** START OF EXERCISE DATA **

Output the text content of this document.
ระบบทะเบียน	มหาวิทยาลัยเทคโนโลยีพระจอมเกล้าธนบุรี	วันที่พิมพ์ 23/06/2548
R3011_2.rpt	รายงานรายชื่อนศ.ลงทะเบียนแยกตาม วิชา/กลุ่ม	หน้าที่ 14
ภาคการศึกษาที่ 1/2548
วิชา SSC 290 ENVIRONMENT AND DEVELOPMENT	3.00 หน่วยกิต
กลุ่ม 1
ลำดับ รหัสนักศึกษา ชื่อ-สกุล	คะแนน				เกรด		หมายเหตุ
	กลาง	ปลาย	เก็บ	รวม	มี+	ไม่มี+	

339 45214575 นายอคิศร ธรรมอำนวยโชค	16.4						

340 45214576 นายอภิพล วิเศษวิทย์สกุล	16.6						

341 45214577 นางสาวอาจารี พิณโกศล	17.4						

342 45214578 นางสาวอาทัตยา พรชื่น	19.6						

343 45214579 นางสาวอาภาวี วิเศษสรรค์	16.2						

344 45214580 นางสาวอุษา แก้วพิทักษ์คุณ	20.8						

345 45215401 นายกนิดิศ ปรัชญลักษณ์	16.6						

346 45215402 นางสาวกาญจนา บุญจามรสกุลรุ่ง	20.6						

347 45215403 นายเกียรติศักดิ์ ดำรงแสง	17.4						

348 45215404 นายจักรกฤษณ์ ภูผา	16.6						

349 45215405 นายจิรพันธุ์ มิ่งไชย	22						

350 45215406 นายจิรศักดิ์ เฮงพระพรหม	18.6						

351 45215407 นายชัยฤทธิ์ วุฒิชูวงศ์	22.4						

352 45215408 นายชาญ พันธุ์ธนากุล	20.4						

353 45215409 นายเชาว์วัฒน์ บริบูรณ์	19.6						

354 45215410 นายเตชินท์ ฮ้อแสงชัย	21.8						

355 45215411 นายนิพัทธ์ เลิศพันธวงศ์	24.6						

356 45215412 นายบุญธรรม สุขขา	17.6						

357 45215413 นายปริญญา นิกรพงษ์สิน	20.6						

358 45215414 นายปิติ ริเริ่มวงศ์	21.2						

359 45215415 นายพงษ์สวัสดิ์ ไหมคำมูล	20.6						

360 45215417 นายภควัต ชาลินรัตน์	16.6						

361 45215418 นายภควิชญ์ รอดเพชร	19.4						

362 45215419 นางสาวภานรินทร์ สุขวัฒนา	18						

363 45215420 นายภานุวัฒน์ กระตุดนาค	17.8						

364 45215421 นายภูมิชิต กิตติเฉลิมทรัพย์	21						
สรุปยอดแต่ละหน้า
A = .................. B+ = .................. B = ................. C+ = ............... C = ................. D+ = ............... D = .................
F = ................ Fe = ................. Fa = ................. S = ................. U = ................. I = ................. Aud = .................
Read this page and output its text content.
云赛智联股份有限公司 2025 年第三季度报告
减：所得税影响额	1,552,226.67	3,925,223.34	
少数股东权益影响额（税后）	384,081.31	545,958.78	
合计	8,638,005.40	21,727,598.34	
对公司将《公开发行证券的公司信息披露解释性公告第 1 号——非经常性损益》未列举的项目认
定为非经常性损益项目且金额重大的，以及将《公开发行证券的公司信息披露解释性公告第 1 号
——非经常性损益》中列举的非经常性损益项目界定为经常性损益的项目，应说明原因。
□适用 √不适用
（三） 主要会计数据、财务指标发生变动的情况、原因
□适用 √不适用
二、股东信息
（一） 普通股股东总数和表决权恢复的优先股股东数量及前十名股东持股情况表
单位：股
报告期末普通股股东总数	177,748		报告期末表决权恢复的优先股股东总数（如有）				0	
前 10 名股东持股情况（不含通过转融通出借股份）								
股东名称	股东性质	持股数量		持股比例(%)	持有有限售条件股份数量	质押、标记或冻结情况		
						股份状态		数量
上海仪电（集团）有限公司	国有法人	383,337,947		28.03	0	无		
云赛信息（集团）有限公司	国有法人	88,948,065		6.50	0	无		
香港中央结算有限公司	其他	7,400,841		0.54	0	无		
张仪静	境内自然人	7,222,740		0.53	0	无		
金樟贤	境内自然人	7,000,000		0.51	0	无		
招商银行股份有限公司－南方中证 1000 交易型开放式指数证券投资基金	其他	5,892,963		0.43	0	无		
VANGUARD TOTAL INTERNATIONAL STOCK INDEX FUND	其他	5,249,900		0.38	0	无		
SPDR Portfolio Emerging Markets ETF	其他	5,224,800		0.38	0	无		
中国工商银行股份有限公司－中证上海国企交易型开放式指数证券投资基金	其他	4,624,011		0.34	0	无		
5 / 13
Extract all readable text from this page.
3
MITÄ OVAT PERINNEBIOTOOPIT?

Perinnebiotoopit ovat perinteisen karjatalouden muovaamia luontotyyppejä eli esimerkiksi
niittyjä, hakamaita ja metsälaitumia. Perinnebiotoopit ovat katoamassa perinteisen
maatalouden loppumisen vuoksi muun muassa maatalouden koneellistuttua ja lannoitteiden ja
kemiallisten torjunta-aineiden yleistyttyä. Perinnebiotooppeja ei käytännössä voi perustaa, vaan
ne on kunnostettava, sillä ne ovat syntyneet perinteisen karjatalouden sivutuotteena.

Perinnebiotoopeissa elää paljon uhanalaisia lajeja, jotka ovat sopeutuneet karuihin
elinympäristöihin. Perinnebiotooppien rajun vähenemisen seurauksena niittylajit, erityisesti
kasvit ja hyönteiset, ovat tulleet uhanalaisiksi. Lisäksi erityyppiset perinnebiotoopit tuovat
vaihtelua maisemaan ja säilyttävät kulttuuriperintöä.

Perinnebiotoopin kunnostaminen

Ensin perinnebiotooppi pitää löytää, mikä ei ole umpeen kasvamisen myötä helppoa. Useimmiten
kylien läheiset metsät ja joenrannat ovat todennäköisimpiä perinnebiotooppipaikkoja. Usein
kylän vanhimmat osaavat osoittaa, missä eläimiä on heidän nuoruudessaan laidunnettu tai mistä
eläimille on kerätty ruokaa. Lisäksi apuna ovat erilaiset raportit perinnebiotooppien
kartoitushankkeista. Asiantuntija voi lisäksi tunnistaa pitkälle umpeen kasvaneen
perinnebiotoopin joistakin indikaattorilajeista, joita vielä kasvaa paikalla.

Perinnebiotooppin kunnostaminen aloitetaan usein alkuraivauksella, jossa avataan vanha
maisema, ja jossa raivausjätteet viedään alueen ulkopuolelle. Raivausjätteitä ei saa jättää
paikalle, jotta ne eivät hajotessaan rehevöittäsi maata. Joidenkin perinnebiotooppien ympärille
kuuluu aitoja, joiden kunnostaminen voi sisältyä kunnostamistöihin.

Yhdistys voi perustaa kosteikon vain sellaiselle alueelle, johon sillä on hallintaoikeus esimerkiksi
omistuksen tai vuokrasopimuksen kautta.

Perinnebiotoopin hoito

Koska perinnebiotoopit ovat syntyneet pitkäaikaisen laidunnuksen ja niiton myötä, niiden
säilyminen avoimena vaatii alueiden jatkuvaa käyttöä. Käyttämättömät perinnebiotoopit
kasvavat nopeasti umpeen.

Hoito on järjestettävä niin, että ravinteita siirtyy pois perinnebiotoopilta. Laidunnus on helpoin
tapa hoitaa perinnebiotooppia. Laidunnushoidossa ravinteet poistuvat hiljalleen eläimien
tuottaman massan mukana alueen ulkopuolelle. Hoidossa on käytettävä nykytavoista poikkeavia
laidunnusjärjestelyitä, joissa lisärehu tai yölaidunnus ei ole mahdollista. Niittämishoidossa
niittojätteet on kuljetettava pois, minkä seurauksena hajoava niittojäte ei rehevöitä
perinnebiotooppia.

** END OF EXERCISE DATA **

Collect every line above that contains the word "sillä".

§ **WRITTEN RESPONSE**
ne on kunnostettava, sillä ne ovat syntyneet perinteisen karjatalouden sivutuotteena.
Yhdistys voi perustaa kosteikon vain sellaiselle alueelle, johon sillä on hallintaoikeus esimerkiksi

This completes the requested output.